EXTRACTED RECORDS
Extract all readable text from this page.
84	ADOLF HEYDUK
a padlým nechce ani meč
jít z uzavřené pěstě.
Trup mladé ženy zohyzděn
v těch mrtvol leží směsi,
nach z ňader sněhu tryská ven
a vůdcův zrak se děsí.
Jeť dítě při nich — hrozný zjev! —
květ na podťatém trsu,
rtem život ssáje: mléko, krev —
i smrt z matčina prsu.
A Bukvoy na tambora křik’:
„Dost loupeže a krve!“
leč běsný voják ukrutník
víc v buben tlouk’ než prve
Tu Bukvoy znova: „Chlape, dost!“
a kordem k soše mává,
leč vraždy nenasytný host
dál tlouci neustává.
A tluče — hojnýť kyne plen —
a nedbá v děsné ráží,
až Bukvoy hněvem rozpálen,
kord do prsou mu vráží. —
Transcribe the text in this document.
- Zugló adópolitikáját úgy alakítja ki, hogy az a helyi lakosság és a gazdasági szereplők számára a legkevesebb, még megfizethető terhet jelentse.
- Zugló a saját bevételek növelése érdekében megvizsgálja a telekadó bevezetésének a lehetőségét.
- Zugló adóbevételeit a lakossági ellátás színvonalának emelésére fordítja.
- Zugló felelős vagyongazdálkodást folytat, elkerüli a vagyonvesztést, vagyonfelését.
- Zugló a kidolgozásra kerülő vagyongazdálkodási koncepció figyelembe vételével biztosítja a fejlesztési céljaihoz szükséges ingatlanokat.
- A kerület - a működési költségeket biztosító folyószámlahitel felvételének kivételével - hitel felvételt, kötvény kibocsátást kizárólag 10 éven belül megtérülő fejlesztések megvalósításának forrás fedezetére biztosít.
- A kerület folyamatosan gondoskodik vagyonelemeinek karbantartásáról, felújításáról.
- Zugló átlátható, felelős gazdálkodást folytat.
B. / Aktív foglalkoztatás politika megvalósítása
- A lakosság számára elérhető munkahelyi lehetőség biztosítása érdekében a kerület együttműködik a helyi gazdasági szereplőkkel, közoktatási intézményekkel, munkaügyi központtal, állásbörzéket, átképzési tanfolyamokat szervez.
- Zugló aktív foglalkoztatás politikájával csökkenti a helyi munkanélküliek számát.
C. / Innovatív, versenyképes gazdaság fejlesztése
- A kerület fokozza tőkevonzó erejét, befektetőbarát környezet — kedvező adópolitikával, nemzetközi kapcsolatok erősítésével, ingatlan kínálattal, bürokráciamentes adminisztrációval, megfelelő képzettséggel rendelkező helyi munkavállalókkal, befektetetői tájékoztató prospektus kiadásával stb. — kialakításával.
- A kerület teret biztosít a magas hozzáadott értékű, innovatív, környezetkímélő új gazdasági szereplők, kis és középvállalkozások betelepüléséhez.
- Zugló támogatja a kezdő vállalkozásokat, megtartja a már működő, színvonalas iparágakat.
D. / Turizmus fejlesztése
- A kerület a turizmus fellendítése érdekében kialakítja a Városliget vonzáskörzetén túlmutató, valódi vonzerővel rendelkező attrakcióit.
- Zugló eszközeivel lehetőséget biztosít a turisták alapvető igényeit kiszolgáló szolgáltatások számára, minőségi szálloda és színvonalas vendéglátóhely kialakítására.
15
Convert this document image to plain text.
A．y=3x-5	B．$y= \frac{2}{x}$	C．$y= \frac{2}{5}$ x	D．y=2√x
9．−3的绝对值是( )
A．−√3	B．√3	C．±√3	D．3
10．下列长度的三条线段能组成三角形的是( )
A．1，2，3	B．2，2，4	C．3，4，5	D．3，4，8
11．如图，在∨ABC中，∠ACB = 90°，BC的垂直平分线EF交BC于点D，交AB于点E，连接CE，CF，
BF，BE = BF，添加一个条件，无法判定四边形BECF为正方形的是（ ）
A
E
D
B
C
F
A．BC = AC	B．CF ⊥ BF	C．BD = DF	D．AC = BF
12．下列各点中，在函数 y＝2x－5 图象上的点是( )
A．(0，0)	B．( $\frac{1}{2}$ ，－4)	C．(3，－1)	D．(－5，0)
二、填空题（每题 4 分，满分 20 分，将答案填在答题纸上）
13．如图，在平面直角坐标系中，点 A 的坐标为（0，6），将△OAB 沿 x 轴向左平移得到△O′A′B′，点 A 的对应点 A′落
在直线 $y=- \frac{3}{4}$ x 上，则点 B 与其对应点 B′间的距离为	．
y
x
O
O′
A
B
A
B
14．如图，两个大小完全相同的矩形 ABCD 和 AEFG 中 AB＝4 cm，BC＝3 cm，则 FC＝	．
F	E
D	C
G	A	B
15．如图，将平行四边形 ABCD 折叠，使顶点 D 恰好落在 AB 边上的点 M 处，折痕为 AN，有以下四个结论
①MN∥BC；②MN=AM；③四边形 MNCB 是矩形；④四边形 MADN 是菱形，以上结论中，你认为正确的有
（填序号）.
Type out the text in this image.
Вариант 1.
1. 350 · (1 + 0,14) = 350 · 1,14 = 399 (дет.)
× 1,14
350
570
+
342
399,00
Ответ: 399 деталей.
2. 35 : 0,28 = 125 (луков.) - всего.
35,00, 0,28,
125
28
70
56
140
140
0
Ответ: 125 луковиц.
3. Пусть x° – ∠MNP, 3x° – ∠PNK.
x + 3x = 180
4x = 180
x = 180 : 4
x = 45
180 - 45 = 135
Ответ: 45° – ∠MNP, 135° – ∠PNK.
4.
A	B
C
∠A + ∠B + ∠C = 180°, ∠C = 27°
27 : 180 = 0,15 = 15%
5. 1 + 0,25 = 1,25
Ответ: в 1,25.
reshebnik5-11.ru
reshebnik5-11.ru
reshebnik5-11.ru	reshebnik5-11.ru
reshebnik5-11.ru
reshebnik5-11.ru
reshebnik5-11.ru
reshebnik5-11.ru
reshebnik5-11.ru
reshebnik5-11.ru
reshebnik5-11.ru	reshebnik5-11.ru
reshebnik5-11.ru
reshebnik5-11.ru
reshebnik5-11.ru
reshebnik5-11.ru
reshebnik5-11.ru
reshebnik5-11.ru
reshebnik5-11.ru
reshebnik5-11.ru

EXERCISE BRIEF
Of the lines in the listing above, how many hold the string "felelős"? Reply with the number only.

REPLY TO THE TASK
2